**Records shown:**
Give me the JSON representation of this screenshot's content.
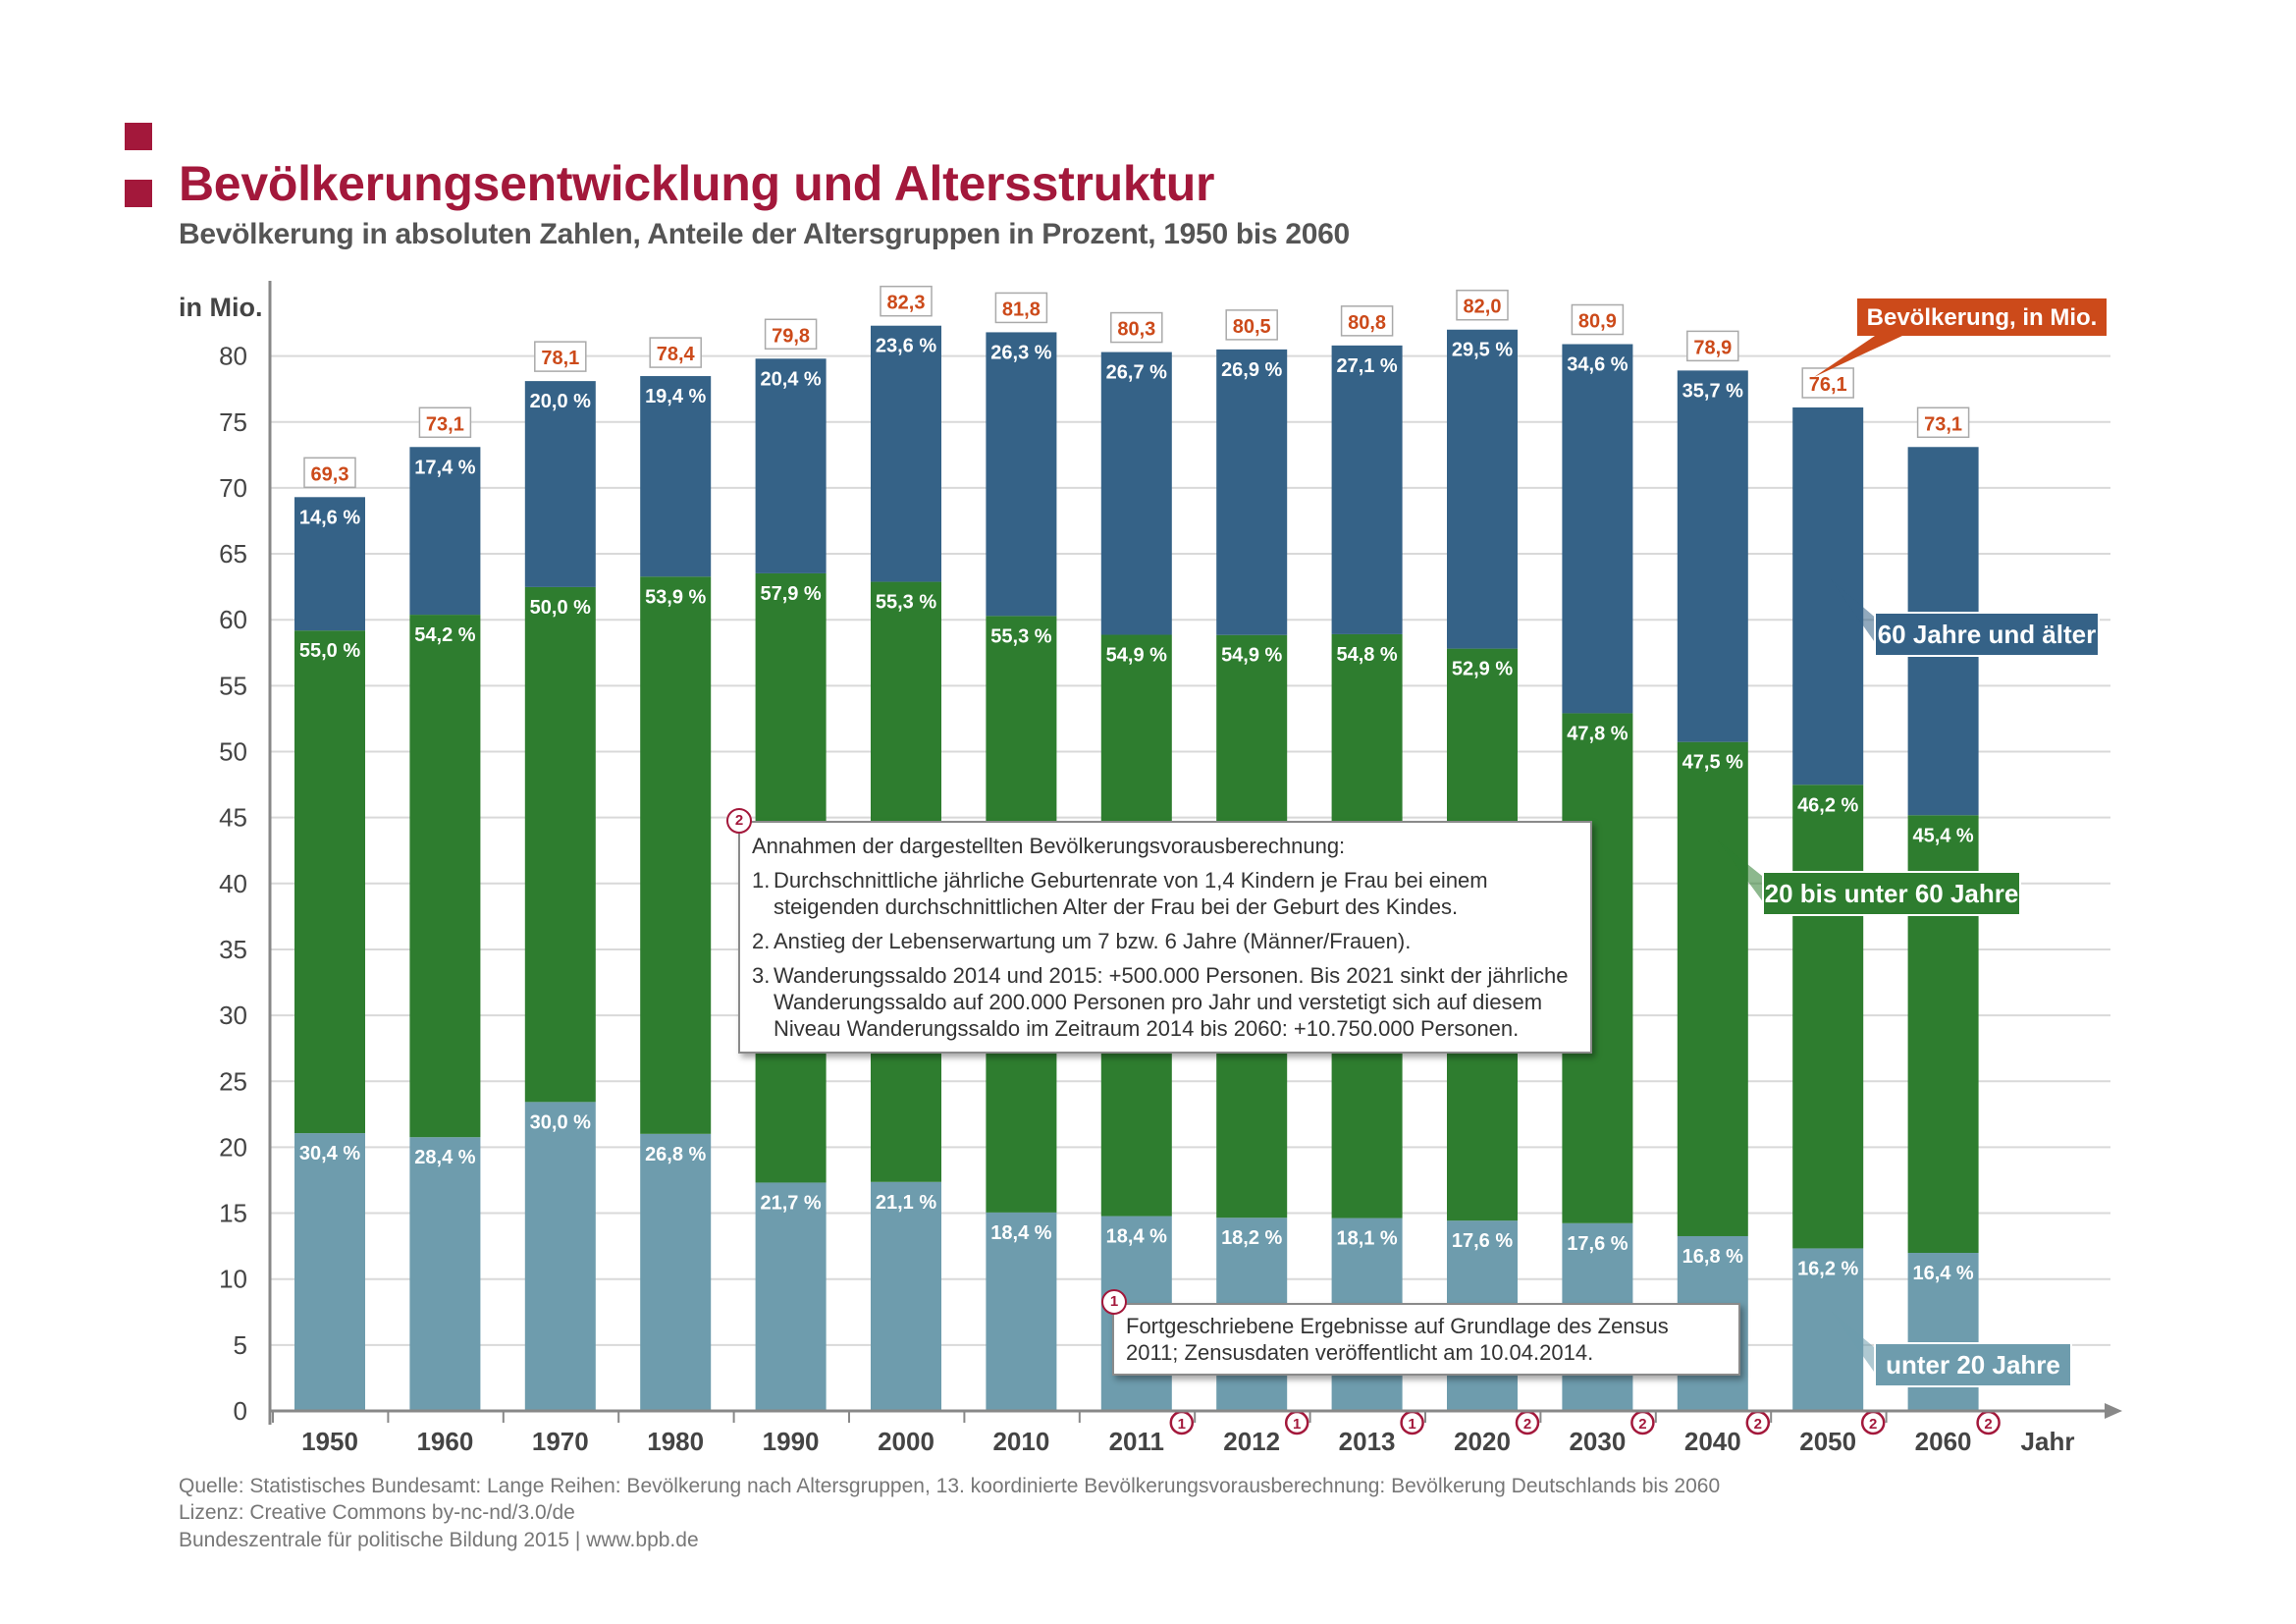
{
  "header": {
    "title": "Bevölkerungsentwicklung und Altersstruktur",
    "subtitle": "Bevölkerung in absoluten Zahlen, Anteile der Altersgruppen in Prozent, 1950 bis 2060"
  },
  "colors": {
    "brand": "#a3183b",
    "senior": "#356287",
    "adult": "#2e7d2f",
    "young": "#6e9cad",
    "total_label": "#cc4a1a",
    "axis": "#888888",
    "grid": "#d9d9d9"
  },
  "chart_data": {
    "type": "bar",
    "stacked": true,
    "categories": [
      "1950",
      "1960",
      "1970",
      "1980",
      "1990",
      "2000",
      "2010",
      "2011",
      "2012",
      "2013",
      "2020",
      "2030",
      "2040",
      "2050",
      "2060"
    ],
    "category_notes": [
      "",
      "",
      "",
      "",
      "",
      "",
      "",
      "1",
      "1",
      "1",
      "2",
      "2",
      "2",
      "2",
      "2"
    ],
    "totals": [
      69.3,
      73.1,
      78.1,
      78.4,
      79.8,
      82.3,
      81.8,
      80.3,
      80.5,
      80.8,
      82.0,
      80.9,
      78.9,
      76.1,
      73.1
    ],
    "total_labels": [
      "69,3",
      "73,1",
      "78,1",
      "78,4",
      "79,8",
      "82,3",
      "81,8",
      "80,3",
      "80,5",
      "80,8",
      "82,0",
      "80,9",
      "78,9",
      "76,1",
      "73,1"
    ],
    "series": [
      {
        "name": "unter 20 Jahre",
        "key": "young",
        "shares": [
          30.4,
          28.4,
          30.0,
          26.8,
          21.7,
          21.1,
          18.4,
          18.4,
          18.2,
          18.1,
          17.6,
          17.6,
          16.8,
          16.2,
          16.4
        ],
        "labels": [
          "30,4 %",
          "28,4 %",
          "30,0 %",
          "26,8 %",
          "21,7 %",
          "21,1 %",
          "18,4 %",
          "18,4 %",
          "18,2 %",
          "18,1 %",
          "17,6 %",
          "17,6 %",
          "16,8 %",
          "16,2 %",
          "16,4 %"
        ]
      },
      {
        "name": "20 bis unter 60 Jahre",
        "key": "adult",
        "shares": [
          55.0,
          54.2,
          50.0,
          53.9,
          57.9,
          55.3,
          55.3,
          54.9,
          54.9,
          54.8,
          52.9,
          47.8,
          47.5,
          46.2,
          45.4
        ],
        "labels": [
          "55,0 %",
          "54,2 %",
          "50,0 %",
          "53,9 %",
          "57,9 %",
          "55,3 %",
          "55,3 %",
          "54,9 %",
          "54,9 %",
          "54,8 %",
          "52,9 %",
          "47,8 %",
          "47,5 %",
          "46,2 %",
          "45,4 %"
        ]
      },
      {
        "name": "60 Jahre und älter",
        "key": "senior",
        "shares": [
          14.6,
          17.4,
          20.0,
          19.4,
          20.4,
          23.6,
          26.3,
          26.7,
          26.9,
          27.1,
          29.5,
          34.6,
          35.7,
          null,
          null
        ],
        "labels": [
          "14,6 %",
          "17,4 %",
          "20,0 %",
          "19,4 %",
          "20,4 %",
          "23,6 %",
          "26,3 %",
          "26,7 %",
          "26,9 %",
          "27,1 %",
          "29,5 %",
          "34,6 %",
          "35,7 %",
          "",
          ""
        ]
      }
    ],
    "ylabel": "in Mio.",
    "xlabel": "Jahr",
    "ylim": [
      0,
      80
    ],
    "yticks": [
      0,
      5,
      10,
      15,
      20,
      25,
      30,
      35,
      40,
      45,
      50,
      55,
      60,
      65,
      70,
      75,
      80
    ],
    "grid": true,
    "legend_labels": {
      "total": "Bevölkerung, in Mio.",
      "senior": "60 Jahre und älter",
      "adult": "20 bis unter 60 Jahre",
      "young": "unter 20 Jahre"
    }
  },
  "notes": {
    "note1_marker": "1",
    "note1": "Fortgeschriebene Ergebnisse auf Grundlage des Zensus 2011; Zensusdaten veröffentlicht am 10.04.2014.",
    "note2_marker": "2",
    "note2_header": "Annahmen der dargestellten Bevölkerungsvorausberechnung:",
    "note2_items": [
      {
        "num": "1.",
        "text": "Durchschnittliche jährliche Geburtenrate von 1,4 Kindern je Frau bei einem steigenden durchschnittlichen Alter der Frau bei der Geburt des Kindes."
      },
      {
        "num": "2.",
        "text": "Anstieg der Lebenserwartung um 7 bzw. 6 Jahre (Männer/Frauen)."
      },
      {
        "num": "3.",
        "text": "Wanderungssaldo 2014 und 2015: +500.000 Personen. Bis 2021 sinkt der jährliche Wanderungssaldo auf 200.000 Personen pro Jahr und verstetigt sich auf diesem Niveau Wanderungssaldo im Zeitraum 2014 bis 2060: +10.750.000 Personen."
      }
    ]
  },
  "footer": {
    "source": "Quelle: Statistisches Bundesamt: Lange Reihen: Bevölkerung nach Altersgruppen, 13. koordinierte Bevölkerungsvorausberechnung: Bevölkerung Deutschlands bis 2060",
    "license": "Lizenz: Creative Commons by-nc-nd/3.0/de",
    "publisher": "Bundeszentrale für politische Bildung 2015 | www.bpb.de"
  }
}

**Task:**
Take the entries shown above and quote them verbatim, passing over the pictures.

**Answer to this exercise:**
Give me the JSON representation of this screenshot's content.
{
  "header": {
    "title": "Bevölkerungsentwicklung und Altersstruktur",
    "subtitle": "Bevölkerung in absoluten Zahlen, Anteile der Altersgruppen in Prozent, 1950 bis 2060"
  },
  "colors": {
    "brand": "#a3183b",
    "senior": "#356287",
    "adult": "#2e7d2f",
    "young": "#6e9cad",
    "total_label": "#cc4a1a",
    "axis": "#888888",
    "grid": "#d9d9d9"
  },
  "chart_data": {
    "type": "bar",
    "stacked": true,
    "categories": [
      "1950",
      "1960",
      "1970",
      "1980",
      "1990",
      "2000",
      "2010",
      "2011",
      "2012",
      "2013",
      "2020",
      "2030",
      "2040",
      "2050",
      "2060"
    ],
    "category_notes": [
      "",
      "",
      "",
      "",
      "",
      "",
      "",
      "1",
      "1",
      "1",
      "2",
      "2",
      "2",
      "2",
      "2"
    ],
    "totals": [
      69.3,
      73.1,
      78.1,
      78.4,
      79.8,
      82.3,
      81.8,
      80.3,
      80.5,
      80.8,
      82.0,
      80.9,
      78.9,
      76.1,
      73.1
    ],
    "total_labels": [
      "69,3",
      "73,1",
      "78,1",
      "78,4",
      "79,8",
      "82,3",
      "81,8",
      "80,3",
      "80,5",
      "80,8",
      "82,0",
      "80,9",
      "78,9",
      "76,1",
      "73,1"
    ],
    "series": [
      {
        "name": "unter 20 Jahre",
        "key": "young",
        "shares": [
          30.4,
          28.4,
          30.0,
          26.8,
          21.7,
          21.1,
          18.4,
          18.4,
          18.2,
          18.1,
          17.6,
          17.6,
          16.8,
          16.2,
          16.4
        ],
        "labels": [
          "30,4 %",
          "28,4 %",
          "30,0 %",
          "26,8 %",
          "21,7 %",
          "21,1 %",
          "18,4 %",
          "18,4 %",
          "18,2 %",
          "18,1 %",
          "17,6 %",
          "17,6 %",
          "16,8 %",
          "16,2 %",
          "16,4 %"
        ]
      },
      {
        "name": "20 bis unter 60 Jahre",
        "key": "adult",
        "shares": [
          55.0,
          54.2,
          50.0,
          53.9,
          57.9,
          55.3,
          55.3,
          54.9,
          54.9,
          54.8,
          52.9,
          47.8,
          47.5,
          46.2,
          45.4
        ],
        "labels": [
          "55,0 %",
          "54,2 %",
          "50,0 %",
          "53,9 %",
          "57,9 %",
          "55,3 %",
          "55,3 %",
          "54,9 %",
          "54,9 %",
          "54,8 %",
          "52,9 %",
          "47,8 %",
          "47,5 %",
          "46,2 %",
          "45,4 %"
        ]
      },
      {
        "name": "60 Jahre und älter",
        "key": "senior",
        "shares": [
          14.6,
          17.4,
          20.0,
          19.4,
          20.4,
          23.6,
          26.3,
          26.7,
          26.9,
          27.1,
          29.5,
          34.6,
          35.7,
          null,
          null
        ],
        "labels": [
          "14,6 %",
          "17,4 %",
          "20,0 %",
          "19,4 %",
          "20,4 %",
          "23,6 %",
          "26,3 %",
          "26,7 %",
          "26,9 %",
          "27,1 %",
          "29,5 %",
          "34,6 %",
          "35,7 %",
          "",
          ""
        ]
      }
    ],
    "ylabel": "in Mio.",
    "xlabel": "Jahr",
    "ylim": [
      0,
      80
    ],
    "yticks": [
      0,
      5,
      10,
      15,
      20,
      25,
      30,
      35,
      40,
      45,
      50,
      55,
      60,
      65,
      70,
      75,
      80
    ],
    "grid": true,
    "legend_labels": {
      "total": "Bevölkerung, in Mio.",
      "senior": "60 Jahre und älter",
      "adult": "20 bis unter 60 Jahre",
      "young": "unter 20 Jahre"
    }
  },
  "notes": {
    "note1_marker": "1",
    "note1": "Fortgeschriebene Ergebnisse auf Grundlage des Zensus 2011; Zensusdaten veröffentlicht am 10.04.2014.",
    "note2_marker": "2",
    "note2_header": "Annahmen der dargestellten Bevölkerungsvorausberechnung:",
    "note2_items": [
      {
        "num": "1.",
        "text": "Durchschnittliche jährliche Geburtenrate von 1,4 Kindern je Frau bei einem steigenden durchschnittlichen Alter der Frau bei der Geburt des Kindes."
      },
      {
        "num": "2.",
        "text": "Anstieg der Lebenserwartung um 7 bzw. 6 Jahre (Männer/Frauen)."
      },
      {
        "num": "3.",
        "text": "Wanderungssaldo 2014 und 2015: +500.000 Personen. Bis 2021 sinkt der jährliche Wanderungssaldo auf 200.000 Personen pro Jahr und verstetigt sich auf diesem Niveau Wanderungssaldo im Zeitraum 2014 bis 2060: +10.750.000 Personen."
      }
    ]
  },
  "footer": {
    "source": "Quelle: Statistisches Bundesamt: Lange Reihen: Bevölkerung nach Altersgruppen, 13. koordinierte Bevölkerungsvorausberechnung: Bevölkerung Deutschlands bis 2060",
    "license": "Lizenz: Creative Commons by-nc-nd/3.0/de",
    "publisher": "Bundeszentrale für politische Bildung 2015 | www.bpb.de"
  }
}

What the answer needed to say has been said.